(Extracted data entries)
········

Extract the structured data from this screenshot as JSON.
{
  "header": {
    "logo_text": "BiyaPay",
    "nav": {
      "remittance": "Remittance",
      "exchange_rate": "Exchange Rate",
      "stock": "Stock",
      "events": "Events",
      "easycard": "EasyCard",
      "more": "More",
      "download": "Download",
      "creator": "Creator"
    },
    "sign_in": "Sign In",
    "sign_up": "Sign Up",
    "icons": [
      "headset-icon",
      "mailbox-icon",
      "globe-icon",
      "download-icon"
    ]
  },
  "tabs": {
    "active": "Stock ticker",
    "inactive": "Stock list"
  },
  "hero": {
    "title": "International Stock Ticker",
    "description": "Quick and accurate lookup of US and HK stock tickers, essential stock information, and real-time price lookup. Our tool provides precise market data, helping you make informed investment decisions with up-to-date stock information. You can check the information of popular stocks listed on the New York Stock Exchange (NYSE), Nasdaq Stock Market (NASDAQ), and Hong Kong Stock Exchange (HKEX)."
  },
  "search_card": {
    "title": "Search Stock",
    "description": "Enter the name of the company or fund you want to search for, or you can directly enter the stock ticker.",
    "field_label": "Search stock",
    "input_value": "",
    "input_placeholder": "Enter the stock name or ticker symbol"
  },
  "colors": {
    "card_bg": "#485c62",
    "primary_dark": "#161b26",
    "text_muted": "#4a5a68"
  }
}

········

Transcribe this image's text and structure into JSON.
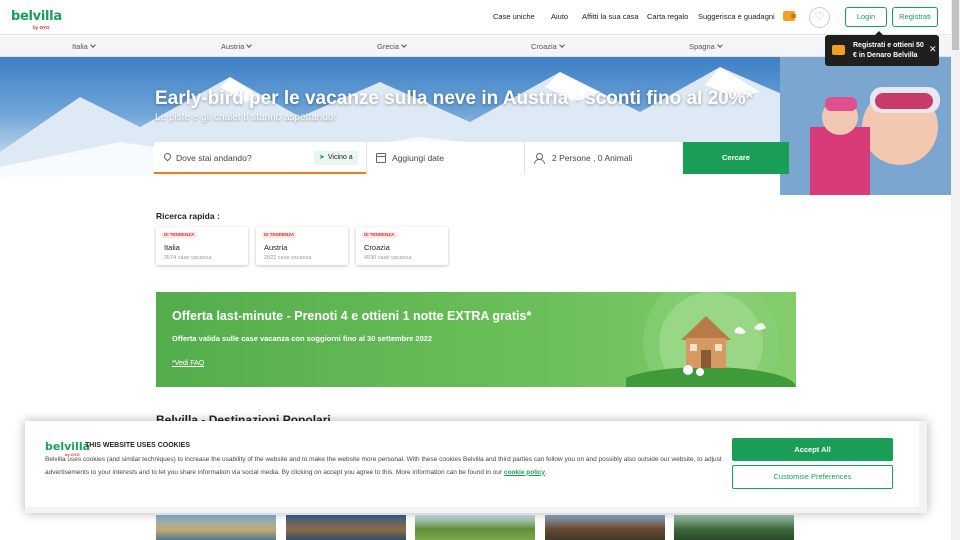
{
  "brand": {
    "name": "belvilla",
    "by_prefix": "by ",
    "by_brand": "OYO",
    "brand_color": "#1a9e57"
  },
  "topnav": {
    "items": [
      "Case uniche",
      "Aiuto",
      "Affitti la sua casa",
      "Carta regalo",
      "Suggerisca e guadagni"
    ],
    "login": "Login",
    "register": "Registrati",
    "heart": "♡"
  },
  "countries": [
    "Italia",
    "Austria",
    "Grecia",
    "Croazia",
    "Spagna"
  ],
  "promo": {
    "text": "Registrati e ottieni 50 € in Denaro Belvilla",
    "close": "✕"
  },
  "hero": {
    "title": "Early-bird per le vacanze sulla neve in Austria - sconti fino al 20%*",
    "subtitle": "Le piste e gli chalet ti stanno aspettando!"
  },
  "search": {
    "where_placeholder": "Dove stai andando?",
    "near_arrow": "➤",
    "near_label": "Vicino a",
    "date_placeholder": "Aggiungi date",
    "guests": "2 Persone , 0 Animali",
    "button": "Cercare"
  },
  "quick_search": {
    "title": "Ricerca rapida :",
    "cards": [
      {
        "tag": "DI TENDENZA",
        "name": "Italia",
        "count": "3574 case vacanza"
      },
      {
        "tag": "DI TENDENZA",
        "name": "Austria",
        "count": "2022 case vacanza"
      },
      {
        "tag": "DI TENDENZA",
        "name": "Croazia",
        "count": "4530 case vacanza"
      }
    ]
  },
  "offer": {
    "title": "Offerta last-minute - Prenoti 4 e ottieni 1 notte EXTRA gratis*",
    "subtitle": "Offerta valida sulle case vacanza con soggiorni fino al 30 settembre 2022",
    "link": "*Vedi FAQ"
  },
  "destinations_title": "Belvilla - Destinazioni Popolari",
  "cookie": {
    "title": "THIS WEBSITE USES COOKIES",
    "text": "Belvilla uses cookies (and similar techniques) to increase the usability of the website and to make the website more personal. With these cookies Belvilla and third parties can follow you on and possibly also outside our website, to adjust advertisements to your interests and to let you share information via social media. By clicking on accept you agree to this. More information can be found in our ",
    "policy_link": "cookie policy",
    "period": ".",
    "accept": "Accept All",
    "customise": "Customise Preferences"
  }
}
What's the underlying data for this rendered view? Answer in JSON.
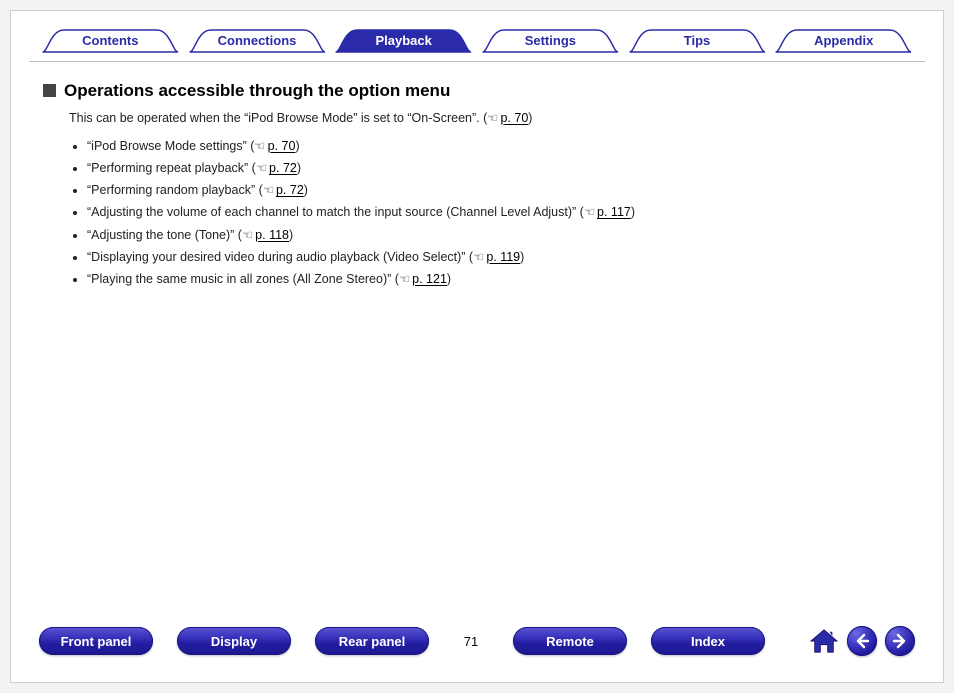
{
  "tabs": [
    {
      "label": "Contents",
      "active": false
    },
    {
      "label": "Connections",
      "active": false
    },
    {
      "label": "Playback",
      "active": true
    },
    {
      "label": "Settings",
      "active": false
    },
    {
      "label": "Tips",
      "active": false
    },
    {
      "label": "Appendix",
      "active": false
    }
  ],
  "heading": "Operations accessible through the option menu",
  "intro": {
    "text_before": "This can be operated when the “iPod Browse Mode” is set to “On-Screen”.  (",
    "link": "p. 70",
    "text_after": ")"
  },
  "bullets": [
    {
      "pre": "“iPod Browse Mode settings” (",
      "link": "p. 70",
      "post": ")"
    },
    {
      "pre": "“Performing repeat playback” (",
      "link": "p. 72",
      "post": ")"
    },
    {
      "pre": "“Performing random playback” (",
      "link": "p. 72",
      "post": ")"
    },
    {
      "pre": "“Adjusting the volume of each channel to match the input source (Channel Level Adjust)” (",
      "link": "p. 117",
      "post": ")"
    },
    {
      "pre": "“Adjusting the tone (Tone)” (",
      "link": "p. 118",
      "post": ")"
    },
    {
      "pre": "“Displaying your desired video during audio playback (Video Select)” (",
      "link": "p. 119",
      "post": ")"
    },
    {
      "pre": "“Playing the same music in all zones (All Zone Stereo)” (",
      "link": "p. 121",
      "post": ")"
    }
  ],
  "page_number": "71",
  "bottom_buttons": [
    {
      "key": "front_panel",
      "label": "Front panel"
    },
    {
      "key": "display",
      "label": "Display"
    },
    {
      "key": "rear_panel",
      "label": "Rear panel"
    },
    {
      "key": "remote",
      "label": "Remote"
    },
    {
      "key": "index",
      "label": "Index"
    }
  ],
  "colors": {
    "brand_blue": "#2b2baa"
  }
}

········

* _AIM OF THE TASK_: From the listing above, pick out each line where the word "more" appears.

* _TASK OUTPUT_:
      "more": "More",
    "text": "Belvilla uses cookies (and similar techniques) to increase the usability of the website and to make the website more personal. With these cookies Belvilla and third parties can follow you on and possibly also outside our website, to adjust advertisements to your interests and to let you share information via social media. By clicking on accept you agree to this. More information can be found in our ",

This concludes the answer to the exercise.